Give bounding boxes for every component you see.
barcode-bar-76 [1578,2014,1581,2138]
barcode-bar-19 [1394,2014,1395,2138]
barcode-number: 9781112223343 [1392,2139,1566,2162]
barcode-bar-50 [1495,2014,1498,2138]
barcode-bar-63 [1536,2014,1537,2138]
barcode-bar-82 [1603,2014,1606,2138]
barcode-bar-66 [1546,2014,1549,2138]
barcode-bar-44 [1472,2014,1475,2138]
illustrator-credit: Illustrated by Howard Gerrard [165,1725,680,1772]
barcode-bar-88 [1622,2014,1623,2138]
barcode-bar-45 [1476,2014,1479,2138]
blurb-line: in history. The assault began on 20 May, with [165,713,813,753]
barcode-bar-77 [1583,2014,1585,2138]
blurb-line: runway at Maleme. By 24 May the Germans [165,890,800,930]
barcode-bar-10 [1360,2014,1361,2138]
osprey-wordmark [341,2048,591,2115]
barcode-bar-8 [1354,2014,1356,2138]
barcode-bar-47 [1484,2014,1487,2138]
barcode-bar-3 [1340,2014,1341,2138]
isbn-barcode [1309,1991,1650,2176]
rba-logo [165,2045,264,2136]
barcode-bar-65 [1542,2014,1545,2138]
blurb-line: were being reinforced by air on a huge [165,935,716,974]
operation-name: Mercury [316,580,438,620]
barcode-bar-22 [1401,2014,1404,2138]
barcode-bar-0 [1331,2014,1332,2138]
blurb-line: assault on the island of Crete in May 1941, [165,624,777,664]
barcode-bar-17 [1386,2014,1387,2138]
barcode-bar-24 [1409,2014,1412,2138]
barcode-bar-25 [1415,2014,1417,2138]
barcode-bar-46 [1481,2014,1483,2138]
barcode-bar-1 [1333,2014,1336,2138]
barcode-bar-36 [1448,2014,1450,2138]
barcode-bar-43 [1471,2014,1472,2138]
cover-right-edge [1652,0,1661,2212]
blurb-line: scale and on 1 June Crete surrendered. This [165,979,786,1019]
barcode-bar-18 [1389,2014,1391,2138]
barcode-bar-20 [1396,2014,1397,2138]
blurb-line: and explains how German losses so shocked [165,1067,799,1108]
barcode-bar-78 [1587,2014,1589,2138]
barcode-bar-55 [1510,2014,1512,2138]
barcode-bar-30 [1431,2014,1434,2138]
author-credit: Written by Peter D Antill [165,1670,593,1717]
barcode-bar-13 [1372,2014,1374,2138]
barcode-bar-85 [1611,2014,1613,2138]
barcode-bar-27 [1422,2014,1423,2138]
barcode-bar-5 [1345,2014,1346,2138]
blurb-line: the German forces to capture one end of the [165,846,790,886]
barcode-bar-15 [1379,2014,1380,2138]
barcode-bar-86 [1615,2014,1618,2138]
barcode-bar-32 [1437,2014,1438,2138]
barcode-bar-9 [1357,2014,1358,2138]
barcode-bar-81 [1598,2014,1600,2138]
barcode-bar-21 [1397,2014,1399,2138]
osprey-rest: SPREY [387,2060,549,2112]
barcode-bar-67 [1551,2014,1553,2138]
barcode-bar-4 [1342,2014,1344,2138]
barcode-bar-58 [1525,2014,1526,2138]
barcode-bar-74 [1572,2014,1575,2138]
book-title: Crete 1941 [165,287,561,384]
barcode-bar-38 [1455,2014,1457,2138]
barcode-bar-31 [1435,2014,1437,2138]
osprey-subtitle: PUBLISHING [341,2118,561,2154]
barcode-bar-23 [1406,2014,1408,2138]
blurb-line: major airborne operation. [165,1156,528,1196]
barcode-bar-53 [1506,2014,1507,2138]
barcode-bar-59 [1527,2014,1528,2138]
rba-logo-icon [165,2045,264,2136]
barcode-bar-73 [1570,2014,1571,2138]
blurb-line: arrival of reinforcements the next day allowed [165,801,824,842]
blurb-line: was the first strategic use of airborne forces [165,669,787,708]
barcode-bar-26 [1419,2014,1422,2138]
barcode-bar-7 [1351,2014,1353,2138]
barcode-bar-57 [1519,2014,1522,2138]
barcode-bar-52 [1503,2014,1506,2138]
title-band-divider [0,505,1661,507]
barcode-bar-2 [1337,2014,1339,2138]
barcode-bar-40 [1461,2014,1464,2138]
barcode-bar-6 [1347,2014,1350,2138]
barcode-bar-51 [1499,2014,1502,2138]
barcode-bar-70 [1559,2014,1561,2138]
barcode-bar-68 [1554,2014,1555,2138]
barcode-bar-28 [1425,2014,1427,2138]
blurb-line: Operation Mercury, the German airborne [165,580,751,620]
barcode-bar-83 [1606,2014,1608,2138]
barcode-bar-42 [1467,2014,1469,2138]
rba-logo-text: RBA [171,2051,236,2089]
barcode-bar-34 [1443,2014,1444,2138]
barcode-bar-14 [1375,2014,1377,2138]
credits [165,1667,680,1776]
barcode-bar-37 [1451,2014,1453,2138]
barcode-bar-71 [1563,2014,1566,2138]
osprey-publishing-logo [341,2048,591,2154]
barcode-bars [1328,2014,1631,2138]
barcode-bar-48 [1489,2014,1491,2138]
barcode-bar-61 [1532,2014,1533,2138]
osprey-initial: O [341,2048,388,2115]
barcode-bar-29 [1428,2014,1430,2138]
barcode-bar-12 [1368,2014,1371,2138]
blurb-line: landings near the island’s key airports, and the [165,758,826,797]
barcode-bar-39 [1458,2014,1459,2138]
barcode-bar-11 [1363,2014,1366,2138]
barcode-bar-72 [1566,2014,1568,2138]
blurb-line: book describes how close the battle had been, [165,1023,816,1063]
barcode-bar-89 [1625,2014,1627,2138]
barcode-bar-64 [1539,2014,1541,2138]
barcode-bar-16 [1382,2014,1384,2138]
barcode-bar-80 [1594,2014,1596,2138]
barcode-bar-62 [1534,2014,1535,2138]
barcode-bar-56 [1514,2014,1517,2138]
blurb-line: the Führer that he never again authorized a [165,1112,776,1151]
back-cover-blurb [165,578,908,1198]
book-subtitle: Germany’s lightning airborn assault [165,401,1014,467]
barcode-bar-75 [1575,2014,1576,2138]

-*-

Reproduce the entire listing above line for line, keeping every entry unchanged.

Give bounding boxes for every component you see.
barcode-bar-76 [1578,2014,1581,2138]
barcode-bar-19 [1394,2014,1395,2138]
barcode-number: 9781112223343 [1392,2139,1566,2162]
barcode-bar-50 [1495,2014,1498,2138]
barcode-bar-63 [1536,2014,1537,2138]
barcode-bar-82 [1603,2014,1606,2138]
barcode-bar-66 [1546,2014,1549,2138]
barcode-bar-44 [1472,2014,1475,2138]
illustrator-credit: Illustrated by Howard Gerrard [165,1725,680,1772]
barcode-bar-88 [1622,2014,1623,2138]
barcode-bar-45 [1476,2014,1479,2138]
blurb-line: in history. The assault began on 20 May, with [165,713,813,753]
barcode-bar-77 [1583,2014,1585,2138]
blurb-line: runway at Maleme. By 24 May the Germans [165,890,800,930]
barcode-bar-10 [1360,2014,1361,2138]
osprey-wordmark [341,2048,591,2115]
barcode-bar-8 [1354,2014,1356,2138]
barcode-bar-47 [1484,2014,1487,2138]
barcode-bar-3 [1340,2014,1341,2138]
isbn-barcode [1309,1991,1650,2176]
rba-logo [165,2045,264,2136]
barcode-bar-65 [1542,2014,1545,2138]
blurb-line: were being reinforced by air on a huge [165,935,716,974]
operation-name: Mercury [316,580,438,620]
barcode-bar-22 [1401,2014,1404,2138]
barcode-bar-0 [1331,2014,1332,2138]
blurb-line: assault on the island of Crete in May 1941, [165,624,777,664]
barcode-bar-17 [1386,2014,1387,2138]
barcode-bar-24 [1409,2014,1412,2138]
barcode-bar-25 [1415,2014,1417,2138]
barcode-bar-46 [1481,2014,1483,2138]
barcode-bar-1 [1333,2014,1336,2138]
barcode-bar-36 [1448,2014,1450,2138]
barcode-bar-43 [1471,2014,1472,2138]
cover-right-edge [1652,0,1661,2212]
blurb-line: scale and on 1 June Crete surrendered. This [165,979,786,1019]
barcode-bar-18 [1389,2014,1391,2138]
barcode-bar-20 [1396,2014,1397,2138]
blurb-line: and explains how German losses so shocked [165,1067,799,1108]
barcode-bar-78 [1587,2014,1589,2138]
barcode-bar-55 [1510,2014,1512,2138]
barcode-bar-30 [1431,2014,1434,2138]
author-credit: Written by Peter D Antill [165,1670,593,1717]
barcode-bar-13 [1372,2014,1374,2138]
barcode-bar-85 [1611,2014,1613,2138]
barcode-bar-27 [1422,2014,1423,2138]
barcode-bar-5 [1345,2014,1346,2138]
blurb-line: the German forces to capture one end of the [165,846,790,886]
barcode-bar-15 [1379,2014,1380,2138]
barcode-bar-86 [1615,2014,1618,2138]
barcode-bar-32 [1437,2014,1438,2138]
barcode-bar-9 [1357,2014,1358,2138]
barcode-bar-81 [1598,2014,1600,2138]
barcode-bar-21 [1397,2014,1399,2138]
osprey-rest: SPREY [387,2060,549,2112]
barcode-bar-67 [1551,2014,1553,2138]
barcode-bar-4 [1342,2014,1344,2138]
barcode-bar-58 [1525,2014,1526,2138]
barcode-bar-74 [1572,2014,1575,2138]
book-title: Crete 1941 [165,287,561,384]
barcode-bar-38 [1455,2014,1457,2138]
barcode-bar-31 [1435,2014,1437,2138]
osprey-subtitle: PUBLISHING [341,2118,561,2154]
barcode-bar-23 [1406,2014,1408,2138]
blurb-line: major airborne operation. [165,1156,528,1196]
barcode-bar-53 [1506,2014,1507,2138]
barcode-bar-59 [1527,2014,1528,2138]
rba-logo-icon [165,2045,264,2136]
barcode-bar-73 [1570,2014,1571,2138]
blurb-line: arrival of reinforcements the next day allowed [165,801,824,842]
blurb-line: was the first strategic use of airborne forces [165,669,787,708]
barcode-bar-26 [1419,2014,1422,2138]
barcode-bar-7 [1351,2014,1353,2138]
barcode-bar-57 [1519,2014,1522,2138]
barcode-bar-52 [1503,2014,1506,2138]
title-band-divider [0,505,1661,507]
barcode-bar-2 [1337,2014,1339,2138]
barcode-bar-40 [1461,2014,1464,2138]
barcode-bar-6 [1347,2014,1350,2138]
barcode-bar-51 [1499,2014,1502,2138]
barcode-bar-70 [1559,2014,1561,2138]
barcode-bar-68 [1554,2014,1555,2138]
barcode-bar-28 [1425,2014,1427,2138]
blurb-line: Operation Mercury, the German airborne [165,580,751,620]
barcode-bar-83 [1606,2014,1608,2138]
barcode-bar-42 [1467,2014,1469,2138]
rba-logo-text: RBA [171,2051,236,2089]
barcode-bar-34 [1443,2014,1444,2138]
barcode-bar-14 [1375,2014,1377,2138]
credits [165,1667,680,1776]
barcode-bar-37 [1451,2014,1453,2138]
barcode-bar-71 [1563,2014,1566,2138]
osprey-publishing-logo [341,2048,591,2154]
barcode-bars [1328,2014,1631,2138]
barcode-bar-48 [1489,2014,1491,2138]
barcode-bar-61 [1532,2014,1533,2138]
osprey-initial: O [341,2048,388,2115]
barcode-bar-29 [1428,2014,1430,2138]
barcode-bar-12 [1368,2014,1371,2138]
blurb-line: landings near the island’s key airports, and the [165,758,826,797]
barcode-bar-39 [1458,2014,1459,2138]
barcode-bar-11 [1363,2014,1366,2138]
barcode-bar-72 [1566,2014,1568,2138]
blurb-line: book describes how close the battle had been, [165,1023,816,1063]
barcode-bar-89 [1625,2014,1627,2138]
barcode-bar-64 [1539,2014,1541,2138]
barcode-bar-16 [1382,2014,1384,2138]
barcode-bar-80 [1594,2014,1596,2138]
barcode-bar-62 [1534,2014,1535,2138]
barcode-bar-56 [1514,2014,1517,2138]
blurb-line: the Führer that he never again authorized a [165,1112,776,1151]
back-cover-blurb [165,578,908,1198]
book-subtitle: Germany’s lightning airborn assault [165,401,1014,467]
barcode-bar-75 [1575,2014,1576,2138]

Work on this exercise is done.